• _Aim of the exercise_: Pull every line that holds the word "this" from the entries.

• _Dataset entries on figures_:
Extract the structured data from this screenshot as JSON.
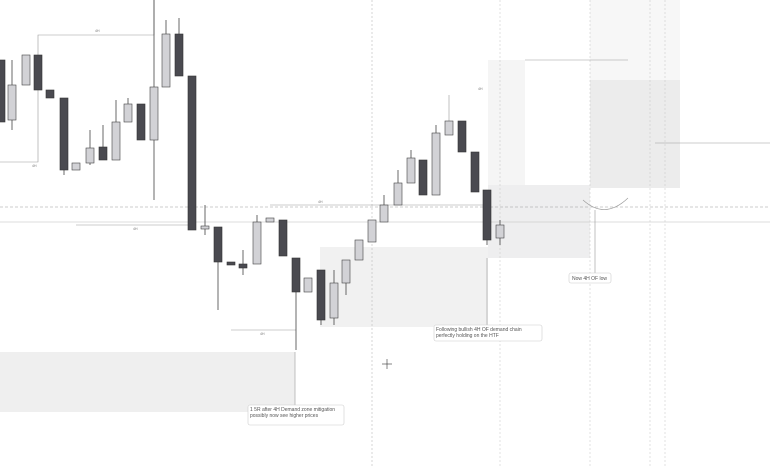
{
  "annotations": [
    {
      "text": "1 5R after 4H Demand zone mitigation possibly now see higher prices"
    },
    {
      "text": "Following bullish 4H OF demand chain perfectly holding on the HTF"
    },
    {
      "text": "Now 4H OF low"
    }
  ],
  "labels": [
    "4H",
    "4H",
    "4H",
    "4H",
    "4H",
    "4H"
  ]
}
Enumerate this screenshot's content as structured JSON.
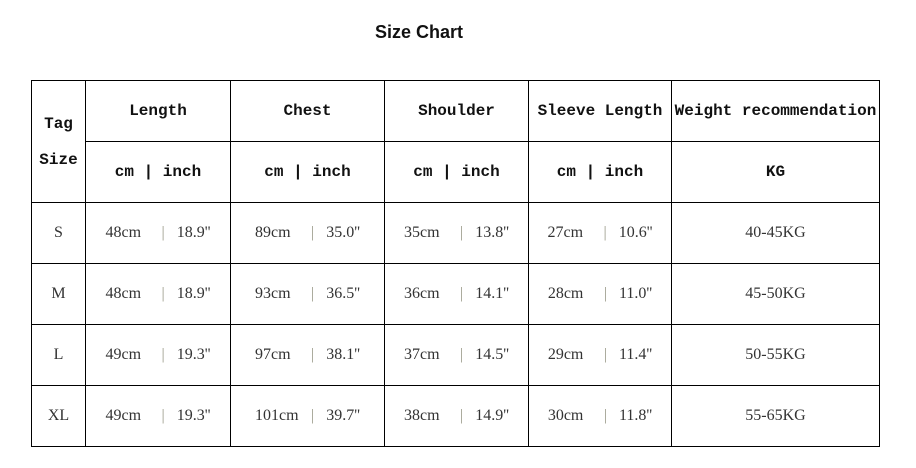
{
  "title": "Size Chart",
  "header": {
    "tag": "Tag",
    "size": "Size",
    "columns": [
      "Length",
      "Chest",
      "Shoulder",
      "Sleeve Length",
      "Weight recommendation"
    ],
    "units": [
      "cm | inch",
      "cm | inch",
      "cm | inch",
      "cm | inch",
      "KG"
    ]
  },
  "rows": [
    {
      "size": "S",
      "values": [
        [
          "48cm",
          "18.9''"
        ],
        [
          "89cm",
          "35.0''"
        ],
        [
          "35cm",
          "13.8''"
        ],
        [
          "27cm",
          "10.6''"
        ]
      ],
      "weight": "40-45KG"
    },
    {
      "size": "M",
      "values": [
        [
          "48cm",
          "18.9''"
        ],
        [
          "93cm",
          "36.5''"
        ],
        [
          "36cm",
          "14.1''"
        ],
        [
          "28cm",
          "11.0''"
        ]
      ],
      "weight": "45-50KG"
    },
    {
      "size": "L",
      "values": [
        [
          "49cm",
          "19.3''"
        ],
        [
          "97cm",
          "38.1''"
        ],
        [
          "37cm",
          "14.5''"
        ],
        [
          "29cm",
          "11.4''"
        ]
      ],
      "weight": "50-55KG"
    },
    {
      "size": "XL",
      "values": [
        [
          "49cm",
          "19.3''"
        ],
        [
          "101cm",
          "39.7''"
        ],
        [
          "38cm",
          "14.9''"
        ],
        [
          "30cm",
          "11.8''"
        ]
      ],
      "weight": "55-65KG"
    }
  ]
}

...

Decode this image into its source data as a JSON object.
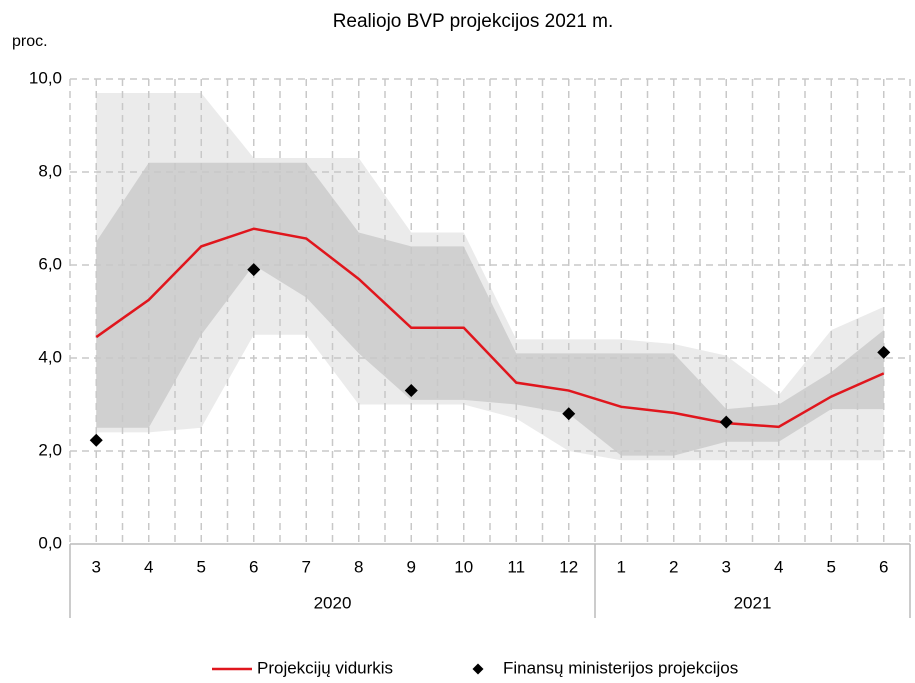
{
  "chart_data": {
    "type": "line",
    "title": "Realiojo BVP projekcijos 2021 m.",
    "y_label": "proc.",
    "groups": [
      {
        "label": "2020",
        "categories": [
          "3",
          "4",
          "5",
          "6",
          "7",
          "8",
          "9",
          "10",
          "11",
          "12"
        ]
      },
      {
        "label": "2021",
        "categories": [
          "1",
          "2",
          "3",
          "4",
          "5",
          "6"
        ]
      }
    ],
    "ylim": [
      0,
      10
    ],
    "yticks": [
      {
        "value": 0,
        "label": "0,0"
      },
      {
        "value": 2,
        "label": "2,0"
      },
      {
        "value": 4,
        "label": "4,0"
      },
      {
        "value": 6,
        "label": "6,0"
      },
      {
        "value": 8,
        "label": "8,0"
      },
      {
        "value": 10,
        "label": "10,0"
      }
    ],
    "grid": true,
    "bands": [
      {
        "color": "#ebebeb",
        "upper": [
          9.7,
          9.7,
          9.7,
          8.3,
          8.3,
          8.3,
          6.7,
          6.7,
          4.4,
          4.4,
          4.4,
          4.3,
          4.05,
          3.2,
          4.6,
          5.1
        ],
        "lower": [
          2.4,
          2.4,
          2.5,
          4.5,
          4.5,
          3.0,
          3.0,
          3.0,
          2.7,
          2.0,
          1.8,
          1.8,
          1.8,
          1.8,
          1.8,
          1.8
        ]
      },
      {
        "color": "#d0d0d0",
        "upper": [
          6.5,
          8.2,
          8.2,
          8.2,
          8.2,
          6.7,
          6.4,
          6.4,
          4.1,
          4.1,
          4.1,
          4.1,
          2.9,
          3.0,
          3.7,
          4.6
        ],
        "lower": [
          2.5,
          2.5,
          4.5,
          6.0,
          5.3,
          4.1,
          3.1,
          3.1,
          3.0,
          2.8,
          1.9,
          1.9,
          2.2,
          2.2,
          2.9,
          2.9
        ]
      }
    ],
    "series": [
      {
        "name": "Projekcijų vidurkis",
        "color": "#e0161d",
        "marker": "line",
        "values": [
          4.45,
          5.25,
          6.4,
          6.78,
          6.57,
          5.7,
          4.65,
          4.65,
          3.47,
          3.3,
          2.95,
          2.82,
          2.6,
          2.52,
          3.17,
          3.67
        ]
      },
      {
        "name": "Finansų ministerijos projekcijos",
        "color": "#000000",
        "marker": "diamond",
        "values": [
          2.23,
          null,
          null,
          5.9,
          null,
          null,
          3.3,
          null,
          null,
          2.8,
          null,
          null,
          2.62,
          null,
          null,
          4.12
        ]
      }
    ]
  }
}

• _Solved problem_:
Extract the structured data from this screenshot as JSON.
Enumerate this screenshot's content as structured JSON.
Decode this image into its source data as a JSON object.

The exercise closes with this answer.